◆ TAREFA OBRIGATÓRIA A
Troque "y-tick-label" por "rotulo-eixo-y" na parte dos registros que começa na primeira linha e termina na linha que contém "0, 167, 48]", incluindo as duas pontas. Reproduza essas linhas com todo o resto inalterado.

─── TRECHO PARA LEITURA ───

RAQUEL COZER – da FOLHA DE SÃO
PAULO
A nota, discreta, saiu no
"Diário Oficial da União": desde o último dia 13, uma produtora
paulistana está autorizada a captar recursos, via Lei Rouanet, para financiar
viagens cujo objetivo é inspirar um grupo de autores a escrever romances. Em
tempos não muito distantes, recorrer ao Ministério da Cultura para financiar um
projeto que parecia mais vocacionado para o Ministério do Turismo inflamou
tanto os ânimos que o pai da ideia acabou desistindo do pleito e financiou as
viagens do próprio bolso. Era 2007, e o projeto, o Amores Expressos, agitou
rancores e protagonizou os dias mais conturbados desde que o meio literário
brasileiro descobriu a internet. Um dos questionamentos dizia respeito à
legitimidade de uma literatura financiada por fora do esquema tradicional, de
contratos de edição, vendas e direitos autorais de livros. Em outras palavras,
quando a feitura de romances se acerta entre escritores, produtoras e
ministérios, uma figura pode parecer dispensável ou obsoleta: o leitor.

─── DADOS DE TRABALHO ───

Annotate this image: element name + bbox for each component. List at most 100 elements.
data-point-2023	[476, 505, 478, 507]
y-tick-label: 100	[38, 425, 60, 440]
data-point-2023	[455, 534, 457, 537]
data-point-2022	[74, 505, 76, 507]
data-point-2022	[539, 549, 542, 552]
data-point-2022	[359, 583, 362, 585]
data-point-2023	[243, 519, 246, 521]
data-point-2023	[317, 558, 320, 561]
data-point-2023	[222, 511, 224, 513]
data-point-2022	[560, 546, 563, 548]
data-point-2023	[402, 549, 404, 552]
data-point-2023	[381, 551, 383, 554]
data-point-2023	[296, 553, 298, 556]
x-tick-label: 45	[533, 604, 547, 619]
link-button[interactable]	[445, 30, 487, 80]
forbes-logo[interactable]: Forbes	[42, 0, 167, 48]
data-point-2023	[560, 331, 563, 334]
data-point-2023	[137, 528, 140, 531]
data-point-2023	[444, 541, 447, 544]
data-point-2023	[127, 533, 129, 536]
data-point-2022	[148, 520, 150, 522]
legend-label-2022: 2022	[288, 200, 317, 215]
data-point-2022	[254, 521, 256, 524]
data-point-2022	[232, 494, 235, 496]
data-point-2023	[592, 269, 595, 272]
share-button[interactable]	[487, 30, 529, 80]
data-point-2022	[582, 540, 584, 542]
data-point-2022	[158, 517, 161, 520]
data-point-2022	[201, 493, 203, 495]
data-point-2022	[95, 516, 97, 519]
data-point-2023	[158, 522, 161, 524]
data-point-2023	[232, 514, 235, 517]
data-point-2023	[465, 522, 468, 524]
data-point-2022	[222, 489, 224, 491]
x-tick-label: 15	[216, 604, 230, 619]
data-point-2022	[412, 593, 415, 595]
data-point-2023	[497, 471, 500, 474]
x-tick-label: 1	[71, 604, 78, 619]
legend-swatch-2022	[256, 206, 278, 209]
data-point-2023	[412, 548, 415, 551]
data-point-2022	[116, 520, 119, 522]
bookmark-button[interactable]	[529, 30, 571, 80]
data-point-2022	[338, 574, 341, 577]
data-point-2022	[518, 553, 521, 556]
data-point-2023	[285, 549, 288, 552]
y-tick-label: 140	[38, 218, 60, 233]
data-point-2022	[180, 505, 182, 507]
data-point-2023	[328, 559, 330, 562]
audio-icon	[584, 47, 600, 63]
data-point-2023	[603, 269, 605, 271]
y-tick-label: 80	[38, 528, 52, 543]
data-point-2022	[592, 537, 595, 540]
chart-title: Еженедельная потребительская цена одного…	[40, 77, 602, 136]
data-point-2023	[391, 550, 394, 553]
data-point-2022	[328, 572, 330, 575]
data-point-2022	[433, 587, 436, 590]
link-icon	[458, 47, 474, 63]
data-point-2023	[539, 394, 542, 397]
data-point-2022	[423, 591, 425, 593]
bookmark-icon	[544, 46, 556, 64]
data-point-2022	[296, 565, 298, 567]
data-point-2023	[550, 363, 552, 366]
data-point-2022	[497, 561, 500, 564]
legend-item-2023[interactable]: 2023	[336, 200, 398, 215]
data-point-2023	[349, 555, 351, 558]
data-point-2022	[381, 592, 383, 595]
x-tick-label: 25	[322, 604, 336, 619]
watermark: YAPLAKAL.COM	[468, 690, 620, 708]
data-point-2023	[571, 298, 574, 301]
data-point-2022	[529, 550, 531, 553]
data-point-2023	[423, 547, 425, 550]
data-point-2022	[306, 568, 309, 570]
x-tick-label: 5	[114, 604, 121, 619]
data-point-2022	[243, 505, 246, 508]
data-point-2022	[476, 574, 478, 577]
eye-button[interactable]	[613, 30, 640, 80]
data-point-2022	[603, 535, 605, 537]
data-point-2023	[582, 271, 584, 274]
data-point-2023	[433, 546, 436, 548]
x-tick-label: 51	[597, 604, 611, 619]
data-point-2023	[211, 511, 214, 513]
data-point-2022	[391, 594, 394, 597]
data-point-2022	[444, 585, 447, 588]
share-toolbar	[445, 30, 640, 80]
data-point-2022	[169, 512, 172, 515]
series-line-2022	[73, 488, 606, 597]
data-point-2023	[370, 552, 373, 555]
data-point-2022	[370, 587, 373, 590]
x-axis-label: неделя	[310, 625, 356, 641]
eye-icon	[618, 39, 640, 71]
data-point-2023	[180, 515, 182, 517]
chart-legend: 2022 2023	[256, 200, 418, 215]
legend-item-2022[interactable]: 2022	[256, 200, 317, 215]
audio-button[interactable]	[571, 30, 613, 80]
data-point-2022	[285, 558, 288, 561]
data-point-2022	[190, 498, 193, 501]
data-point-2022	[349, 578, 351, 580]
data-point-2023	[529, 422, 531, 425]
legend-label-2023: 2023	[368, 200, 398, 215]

───

◆ TAREFA OBRIGATÓRIA B
Segundo o trecho para leitura, em que ano o projeto Amores Expressos agitou rancores no meio literário?

◆ RESULTADO DA TAREFA A
Annotate this image: element name + bbox for each component. List at most 100 elements.
data-point-2023	[476, 505, 478, 507]
rotulo-eixo-y: 100	[38, 425, 60, 440]
data-point-2023	[455, 534, 457, 537]
data-point-2022	[74, 505, 76, 507]
data-point-2022	[539, 549, 542, 552]
data-point-2022	[359, 583, 362, 585]
data-point-2023	[243, 519, 246, 521]
data-point-2023	[317, 558, 320, 561]
data-point-2023	[222, 511, 224, 513]
data-point-2022	[560, 546, 563, 548]
data-point-2023	[402, 549, 404, 552]
data-point-2023	[381, 551, 383, 554]
data-point-2023	[296, 553, 298, 556]
x-tick-label: 45	[533, 604, 547, 619]
link-button[interactable]	[445, 30, 487, 80]
forbes-logo[interactable]: Forbes	[42, 0, 167, 48]

◆ RESULTADO DA TAREFA B
Em 2007.